■ Task requirements
Say how many lines contain "accueil"; the answer is the number alone.

┌────────

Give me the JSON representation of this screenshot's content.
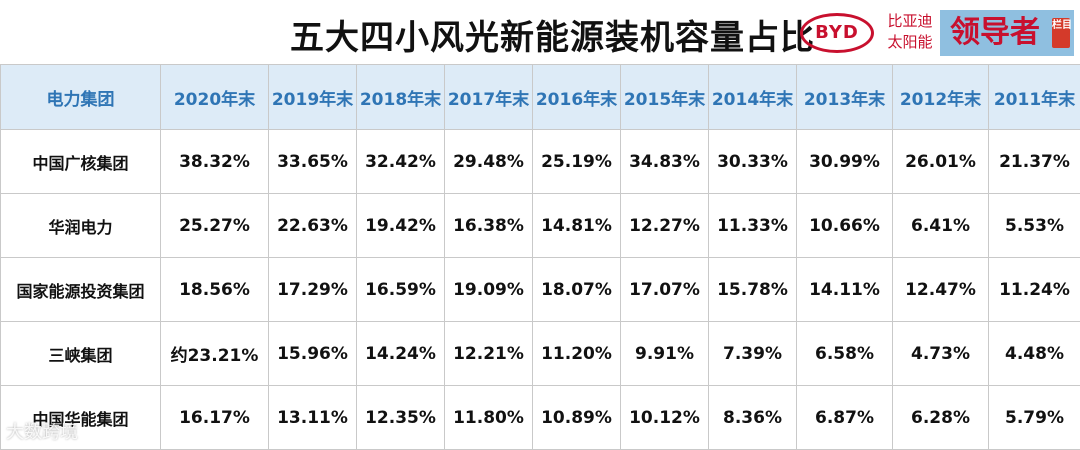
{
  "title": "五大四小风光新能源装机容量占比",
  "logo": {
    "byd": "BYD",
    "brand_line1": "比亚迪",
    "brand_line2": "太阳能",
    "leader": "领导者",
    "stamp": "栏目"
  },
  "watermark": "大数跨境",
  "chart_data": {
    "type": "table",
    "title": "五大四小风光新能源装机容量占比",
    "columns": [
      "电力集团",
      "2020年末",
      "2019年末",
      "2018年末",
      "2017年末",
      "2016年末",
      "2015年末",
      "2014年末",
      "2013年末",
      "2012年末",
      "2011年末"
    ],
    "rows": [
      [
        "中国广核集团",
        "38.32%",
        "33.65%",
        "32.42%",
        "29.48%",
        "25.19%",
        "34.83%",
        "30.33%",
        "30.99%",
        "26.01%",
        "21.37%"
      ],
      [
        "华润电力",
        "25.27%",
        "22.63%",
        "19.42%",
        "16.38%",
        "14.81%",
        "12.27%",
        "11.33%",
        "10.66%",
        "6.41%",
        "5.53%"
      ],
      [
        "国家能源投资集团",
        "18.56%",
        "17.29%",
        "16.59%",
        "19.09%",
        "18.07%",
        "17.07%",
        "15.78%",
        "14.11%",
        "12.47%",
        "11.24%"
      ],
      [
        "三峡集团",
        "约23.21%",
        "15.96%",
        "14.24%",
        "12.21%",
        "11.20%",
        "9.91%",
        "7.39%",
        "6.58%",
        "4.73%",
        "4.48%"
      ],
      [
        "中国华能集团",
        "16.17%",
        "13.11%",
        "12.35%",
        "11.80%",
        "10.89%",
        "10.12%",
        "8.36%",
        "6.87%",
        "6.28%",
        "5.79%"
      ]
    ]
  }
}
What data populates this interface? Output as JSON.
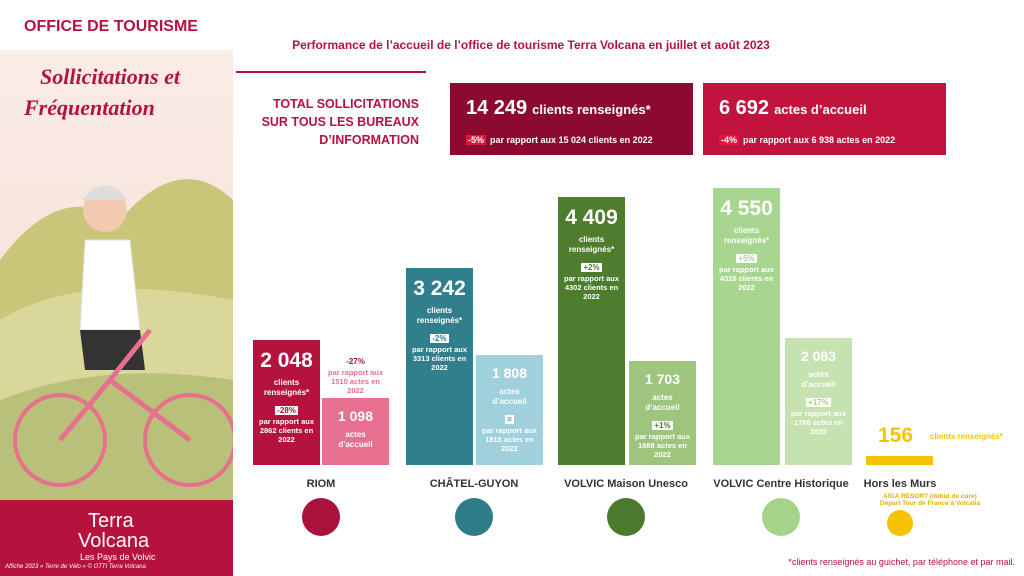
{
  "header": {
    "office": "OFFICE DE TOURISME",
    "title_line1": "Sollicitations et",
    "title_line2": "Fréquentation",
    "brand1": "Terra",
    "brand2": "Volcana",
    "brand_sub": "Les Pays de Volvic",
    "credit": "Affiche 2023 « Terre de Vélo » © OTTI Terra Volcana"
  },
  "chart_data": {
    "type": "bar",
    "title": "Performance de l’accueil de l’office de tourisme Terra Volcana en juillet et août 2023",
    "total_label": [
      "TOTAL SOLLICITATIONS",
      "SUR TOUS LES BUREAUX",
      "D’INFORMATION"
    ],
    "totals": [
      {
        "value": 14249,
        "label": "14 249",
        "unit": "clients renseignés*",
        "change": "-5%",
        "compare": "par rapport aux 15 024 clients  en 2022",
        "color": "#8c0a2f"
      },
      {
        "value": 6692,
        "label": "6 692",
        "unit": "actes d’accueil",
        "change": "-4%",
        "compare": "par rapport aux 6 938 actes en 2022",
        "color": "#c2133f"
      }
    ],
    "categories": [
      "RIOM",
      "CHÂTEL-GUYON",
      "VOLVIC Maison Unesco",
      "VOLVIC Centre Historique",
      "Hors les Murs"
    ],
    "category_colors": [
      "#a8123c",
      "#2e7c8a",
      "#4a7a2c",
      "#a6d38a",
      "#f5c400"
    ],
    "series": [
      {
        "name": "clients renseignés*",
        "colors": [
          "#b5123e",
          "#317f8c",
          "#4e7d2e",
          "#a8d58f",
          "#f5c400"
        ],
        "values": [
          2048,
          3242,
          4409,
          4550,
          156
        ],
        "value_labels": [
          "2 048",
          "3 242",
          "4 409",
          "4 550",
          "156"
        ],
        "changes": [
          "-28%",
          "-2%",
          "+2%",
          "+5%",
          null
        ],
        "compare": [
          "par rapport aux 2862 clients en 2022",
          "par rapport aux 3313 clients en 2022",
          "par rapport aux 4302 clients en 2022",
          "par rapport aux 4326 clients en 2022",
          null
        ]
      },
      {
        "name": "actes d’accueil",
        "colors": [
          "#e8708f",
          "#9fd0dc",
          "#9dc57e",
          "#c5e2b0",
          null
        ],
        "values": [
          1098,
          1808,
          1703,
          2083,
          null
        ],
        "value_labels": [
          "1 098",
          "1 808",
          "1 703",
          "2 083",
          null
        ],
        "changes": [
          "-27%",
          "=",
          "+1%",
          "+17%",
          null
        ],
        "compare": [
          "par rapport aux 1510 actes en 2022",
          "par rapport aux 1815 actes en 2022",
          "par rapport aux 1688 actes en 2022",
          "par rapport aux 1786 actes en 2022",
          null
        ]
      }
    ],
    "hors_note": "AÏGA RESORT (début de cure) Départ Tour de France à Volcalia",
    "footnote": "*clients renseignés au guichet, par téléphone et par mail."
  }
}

└────────
┌────────

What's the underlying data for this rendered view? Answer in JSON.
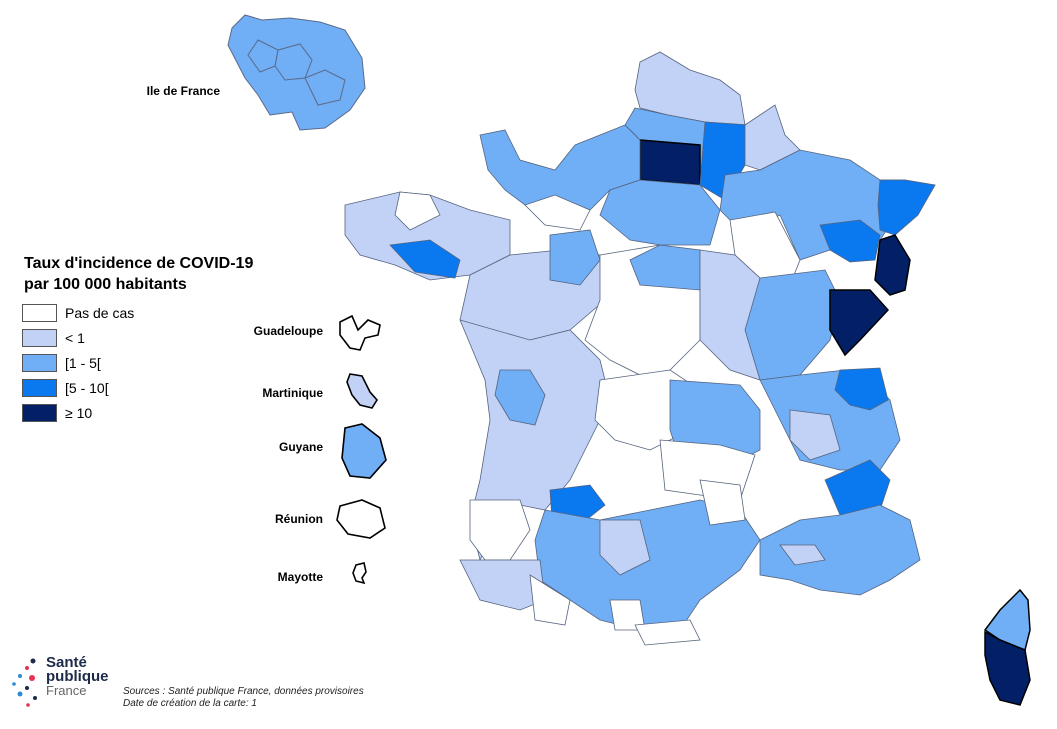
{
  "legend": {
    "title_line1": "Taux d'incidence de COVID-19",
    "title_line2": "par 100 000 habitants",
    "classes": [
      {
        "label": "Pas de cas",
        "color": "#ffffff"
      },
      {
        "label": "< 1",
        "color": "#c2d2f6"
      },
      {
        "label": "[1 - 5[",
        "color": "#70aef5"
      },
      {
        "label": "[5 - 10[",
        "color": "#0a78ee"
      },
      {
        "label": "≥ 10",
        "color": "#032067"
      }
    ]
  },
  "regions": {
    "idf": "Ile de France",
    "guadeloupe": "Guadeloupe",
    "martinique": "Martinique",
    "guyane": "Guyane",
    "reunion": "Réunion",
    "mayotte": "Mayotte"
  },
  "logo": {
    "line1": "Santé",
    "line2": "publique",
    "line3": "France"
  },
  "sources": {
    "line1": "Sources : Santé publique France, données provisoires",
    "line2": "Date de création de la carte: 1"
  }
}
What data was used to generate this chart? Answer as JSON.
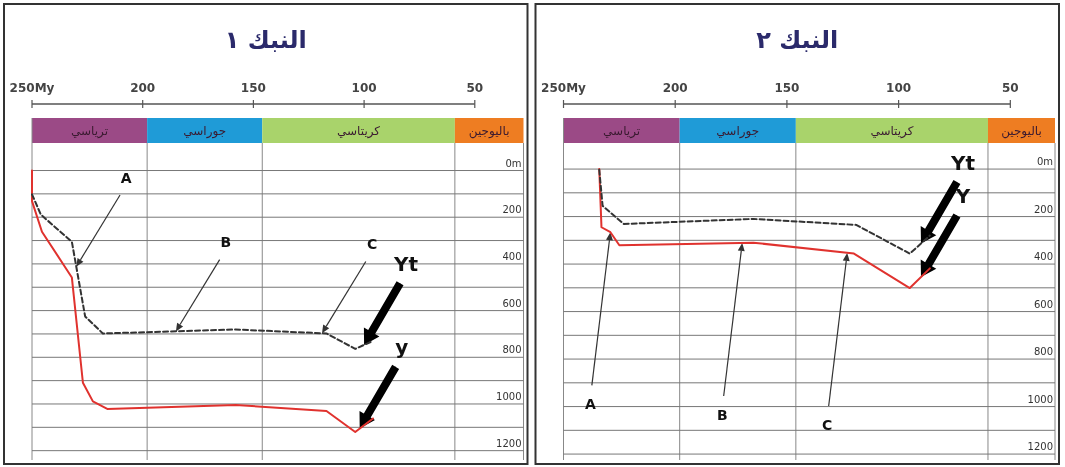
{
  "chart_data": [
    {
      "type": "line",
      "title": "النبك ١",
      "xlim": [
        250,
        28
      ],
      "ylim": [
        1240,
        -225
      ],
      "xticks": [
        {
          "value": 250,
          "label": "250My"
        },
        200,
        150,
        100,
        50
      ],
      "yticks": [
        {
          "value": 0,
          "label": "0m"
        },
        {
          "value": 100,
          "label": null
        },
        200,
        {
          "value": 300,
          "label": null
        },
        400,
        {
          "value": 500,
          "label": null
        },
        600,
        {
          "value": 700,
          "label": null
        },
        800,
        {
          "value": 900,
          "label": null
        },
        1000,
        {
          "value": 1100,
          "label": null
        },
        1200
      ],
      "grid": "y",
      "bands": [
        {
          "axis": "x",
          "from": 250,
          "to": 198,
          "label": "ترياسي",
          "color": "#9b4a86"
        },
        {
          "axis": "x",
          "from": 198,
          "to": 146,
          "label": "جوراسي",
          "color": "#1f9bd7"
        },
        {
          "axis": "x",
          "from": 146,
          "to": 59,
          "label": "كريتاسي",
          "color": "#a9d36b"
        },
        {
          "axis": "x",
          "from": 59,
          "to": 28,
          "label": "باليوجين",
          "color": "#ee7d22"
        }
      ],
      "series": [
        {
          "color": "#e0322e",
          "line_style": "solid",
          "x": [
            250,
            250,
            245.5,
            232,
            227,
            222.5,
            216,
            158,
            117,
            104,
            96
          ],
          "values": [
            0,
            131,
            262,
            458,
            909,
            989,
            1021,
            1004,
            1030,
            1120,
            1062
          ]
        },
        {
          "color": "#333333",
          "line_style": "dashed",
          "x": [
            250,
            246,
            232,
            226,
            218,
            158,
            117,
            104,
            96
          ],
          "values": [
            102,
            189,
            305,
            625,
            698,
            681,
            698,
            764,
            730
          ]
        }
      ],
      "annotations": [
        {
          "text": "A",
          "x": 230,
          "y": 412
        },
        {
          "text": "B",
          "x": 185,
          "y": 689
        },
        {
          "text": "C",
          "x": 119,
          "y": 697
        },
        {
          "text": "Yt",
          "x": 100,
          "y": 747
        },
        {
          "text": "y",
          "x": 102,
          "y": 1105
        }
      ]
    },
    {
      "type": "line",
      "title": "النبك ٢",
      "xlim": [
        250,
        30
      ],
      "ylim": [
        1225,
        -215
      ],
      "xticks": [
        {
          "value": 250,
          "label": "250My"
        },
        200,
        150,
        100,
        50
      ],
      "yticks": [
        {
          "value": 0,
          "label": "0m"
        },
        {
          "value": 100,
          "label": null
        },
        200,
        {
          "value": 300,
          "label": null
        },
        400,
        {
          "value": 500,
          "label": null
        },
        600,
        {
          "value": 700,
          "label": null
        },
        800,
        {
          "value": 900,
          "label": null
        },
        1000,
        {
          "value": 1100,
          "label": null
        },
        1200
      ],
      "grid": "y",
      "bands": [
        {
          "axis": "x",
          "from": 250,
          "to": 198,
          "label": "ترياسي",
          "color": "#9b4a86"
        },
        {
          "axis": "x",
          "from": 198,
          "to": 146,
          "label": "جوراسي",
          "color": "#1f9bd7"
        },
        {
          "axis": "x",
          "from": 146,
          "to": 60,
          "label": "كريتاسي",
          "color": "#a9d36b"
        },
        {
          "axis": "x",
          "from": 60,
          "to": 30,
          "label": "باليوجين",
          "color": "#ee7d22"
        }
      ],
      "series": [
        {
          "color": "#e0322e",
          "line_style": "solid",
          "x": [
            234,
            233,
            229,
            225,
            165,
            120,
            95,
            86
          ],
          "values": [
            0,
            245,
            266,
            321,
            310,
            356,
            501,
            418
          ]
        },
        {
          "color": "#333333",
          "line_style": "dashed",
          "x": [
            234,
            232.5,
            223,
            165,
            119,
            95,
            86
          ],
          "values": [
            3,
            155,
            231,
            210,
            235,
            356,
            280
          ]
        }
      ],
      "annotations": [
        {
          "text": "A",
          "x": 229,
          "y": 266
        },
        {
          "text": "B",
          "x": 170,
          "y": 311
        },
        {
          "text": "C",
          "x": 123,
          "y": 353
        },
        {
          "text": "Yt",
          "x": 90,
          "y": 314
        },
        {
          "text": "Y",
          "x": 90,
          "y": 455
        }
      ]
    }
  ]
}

└────────
┌────────

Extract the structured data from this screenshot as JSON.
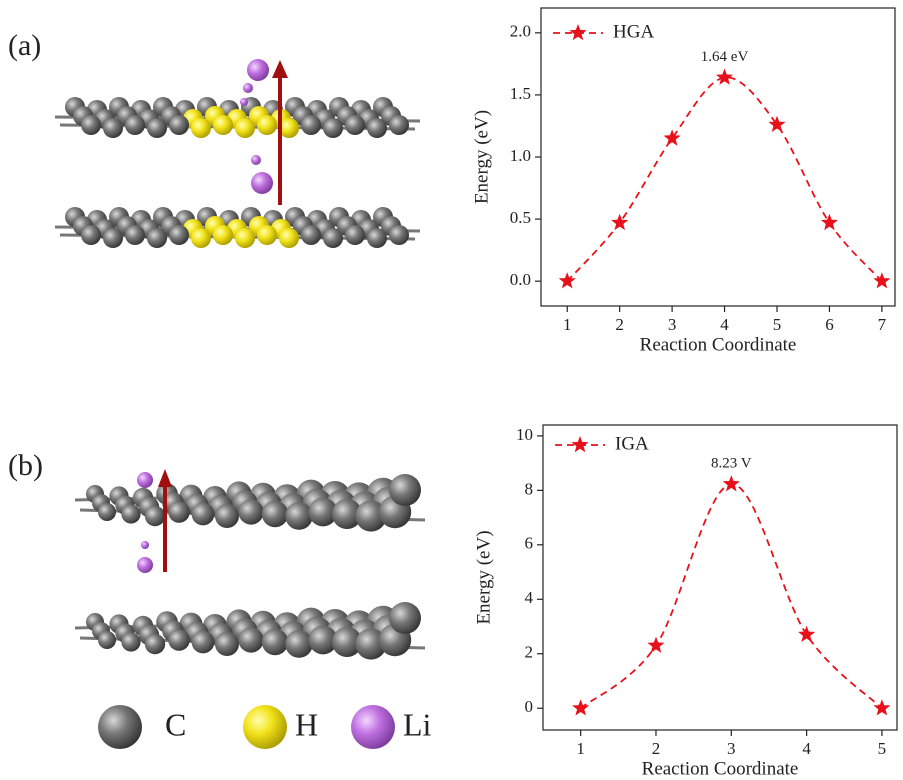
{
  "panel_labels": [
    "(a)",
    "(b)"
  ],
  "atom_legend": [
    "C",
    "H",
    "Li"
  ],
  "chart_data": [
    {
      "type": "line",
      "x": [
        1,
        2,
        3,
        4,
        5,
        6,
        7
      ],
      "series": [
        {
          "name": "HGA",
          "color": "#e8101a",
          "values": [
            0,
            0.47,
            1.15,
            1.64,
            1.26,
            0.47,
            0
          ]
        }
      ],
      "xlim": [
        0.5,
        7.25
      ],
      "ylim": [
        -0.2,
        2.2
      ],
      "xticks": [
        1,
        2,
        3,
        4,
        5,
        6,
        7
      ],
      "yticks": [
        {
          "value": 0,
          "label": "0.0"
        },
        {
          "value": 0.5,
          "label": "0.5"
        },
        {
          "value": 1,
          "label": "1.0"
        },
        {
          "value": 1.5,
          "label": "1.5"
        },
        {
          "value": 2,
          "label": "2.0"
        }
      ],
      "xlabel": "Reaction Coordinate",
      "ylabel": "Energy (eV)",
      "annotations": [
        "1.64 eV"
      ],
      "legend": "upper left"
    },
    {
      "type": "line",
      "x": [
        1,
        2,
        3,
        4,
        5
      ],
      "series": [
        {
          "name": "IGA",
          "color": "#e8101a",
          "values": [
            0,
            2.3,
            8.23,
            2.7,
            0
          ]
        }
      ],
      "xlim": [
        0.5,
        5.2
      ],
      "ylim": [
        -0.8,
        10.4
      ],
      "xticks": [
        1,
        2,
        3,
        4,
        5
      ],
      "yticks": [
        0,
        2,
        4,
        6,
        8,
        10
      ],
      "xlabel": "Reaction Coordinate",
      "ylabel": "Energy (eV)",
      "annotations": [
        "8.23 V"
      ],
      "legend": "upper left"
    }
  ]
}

└────────

■ Correct result
3